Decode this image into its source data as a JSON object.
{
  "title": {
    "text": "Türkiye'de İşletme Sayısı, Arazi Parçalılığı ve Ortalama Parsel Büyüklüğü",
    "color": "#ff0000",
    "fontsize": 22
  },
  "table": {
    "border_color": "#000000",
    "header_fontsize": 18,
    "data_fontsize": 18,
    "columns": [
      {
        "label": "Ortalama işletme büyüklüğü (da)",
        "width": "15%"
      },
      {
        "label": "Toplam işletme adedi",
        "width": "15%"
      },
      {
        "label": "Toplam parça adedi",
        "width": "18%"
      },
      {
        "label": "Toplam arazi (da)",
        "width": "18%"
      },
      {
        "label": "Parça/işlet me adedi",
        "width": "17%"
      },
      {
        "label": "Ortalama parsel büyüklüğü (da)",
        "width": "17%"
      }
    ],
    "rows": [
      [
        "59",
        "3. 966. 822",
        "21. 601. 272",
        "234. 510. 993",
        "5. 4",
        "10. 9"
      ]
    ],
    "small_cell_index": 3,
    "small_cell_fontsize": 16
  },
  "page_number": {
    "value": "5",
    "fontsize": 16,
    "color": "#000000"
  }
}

____________________

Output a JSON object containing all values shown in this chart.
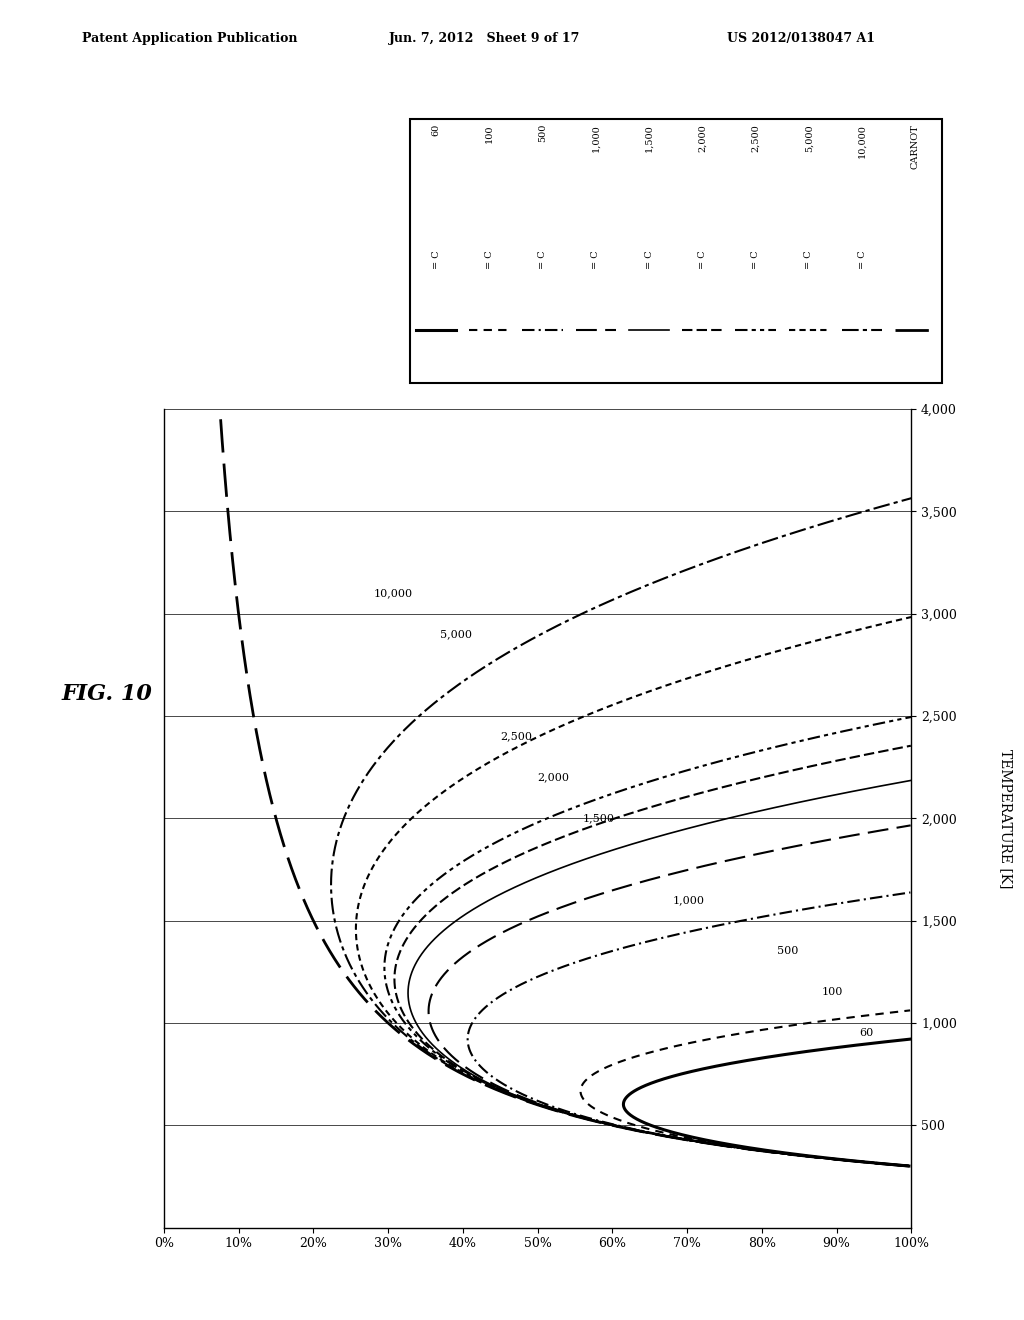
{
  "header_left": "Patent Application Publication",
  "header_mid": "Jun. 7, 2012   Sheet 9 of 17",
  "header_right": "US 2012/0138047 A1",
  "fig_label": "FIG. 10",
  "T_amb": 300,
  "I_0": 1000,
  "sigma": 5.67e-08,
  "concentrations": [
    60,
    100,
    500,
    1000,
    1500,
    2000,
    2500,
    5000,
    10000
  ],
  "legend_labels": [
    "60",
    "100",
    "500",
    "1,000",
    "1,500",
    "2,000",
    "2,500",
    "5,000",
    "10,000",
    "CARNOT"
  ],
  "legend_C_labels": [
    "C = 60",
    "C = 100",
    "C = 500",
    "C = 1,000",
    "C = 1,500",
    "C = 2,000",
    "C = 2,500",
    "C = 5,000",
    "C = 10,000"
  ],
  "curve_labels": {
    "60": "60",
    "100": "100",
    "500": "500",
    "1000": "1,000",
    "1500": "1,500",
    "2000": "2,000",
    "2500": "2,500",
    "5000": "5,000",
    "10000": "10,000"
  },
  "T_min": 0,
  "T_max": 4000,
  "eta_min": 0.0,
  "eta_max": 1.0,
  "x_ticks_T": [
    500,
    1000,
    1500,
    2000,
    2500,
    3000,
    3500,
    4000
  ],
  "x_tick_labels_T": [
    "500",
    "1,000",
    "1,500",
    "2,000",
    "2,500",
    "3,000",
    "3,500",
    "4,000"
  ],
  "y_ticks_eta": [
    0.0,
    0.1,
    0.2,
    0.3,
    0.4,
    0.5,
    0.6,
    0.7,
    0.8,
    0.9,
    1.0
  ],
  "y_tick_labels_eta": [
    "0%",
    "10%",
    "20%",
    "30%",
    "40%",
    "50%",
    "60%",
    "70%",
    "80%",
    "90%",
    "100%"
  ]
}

____________________

Above is a listing; report how many of its lines include the word "JSON", giving the number only.

2